## INSTRUCTION
Hunt for the word "color" across the entries below, copying each line that holds it.

[Stored items]
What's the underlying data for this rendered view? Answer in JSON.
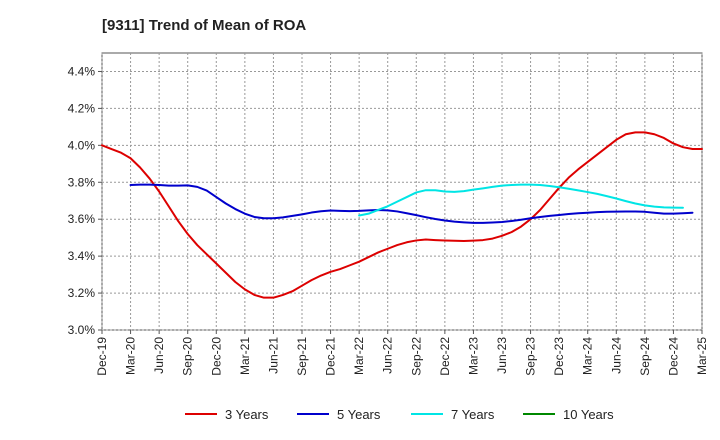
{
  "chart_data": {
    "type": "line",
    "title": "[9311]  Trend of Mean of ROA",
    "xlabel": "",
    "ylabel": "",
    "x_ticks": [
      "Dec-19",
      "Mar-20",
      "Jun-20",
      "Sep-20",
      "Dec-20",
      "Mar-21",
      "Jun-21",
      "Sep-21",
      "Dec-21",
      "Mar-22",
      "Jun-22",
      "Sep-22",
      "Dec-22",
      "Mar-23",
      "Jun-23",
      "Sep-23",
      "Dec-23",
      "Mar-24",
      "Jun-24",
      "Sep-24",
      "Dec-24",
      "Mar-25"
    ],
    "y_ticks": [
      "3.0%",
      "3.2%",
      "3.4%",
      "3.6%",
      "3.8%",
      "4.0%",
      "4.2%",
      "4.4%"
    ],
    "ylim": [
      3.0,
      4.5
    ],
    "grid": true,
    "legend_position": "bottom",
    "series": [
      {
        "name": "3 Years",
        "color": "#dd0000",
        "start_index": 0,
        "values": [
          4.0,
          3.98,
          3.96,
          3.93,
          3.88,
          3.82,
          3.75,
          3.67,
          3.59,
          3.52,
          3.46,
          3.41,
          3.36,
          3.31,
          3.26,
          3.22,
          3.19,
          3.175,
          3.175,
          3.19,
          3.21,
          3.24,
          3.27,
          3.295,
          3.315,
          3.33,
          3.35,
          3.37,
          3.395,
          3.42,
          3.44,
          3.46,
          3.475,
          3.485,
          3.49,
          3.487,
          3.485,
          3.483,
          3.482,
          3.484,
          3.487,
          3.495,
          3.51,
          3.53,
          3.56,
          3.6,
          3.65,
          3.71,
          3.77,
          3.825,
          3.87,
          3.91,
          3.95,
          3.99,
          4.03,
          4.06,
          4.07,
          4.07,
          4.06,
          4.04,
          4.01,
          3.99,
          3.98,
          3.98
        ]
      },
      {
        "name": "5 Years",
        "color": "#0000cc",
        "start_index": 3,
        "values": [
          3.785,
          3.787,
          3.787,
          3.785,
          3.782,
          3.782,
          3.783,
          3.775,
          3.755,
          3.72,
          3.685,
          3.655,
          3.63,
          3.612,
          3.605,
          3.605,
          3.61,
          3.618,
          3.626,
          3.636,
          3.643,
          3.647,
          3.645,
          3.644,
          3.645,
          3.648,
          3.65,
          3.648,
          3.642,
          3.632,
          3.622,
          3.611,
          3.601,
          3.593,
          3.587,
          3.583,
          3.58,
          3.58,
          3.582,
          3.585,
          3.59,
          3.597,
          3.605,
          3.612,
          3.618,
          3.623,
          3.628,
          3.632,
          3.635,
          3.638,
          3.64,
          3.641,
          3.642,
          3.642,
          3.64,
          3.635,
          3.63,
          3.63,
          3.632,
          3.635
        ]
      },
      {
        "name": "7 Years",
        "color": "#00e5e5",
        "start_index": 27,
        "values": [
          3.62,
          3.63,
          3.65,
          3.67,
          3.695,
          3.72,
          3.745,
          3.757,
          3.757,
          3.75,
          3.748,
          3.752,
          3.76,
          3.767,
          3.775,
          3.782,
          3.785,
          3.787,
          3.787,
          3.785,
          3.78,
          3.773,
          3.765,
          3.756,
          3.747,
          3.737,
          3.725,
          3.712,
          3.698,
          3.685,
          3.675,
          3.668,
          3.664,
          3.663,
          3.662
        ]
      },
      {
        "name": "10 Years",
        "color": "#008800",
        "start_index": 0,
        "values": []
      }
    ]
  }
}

## RESPONSE BELOW
        "color": "#dd0000",
        "color": "#0000cc",
        "color": "#00e5e5",
        "color": "#008800",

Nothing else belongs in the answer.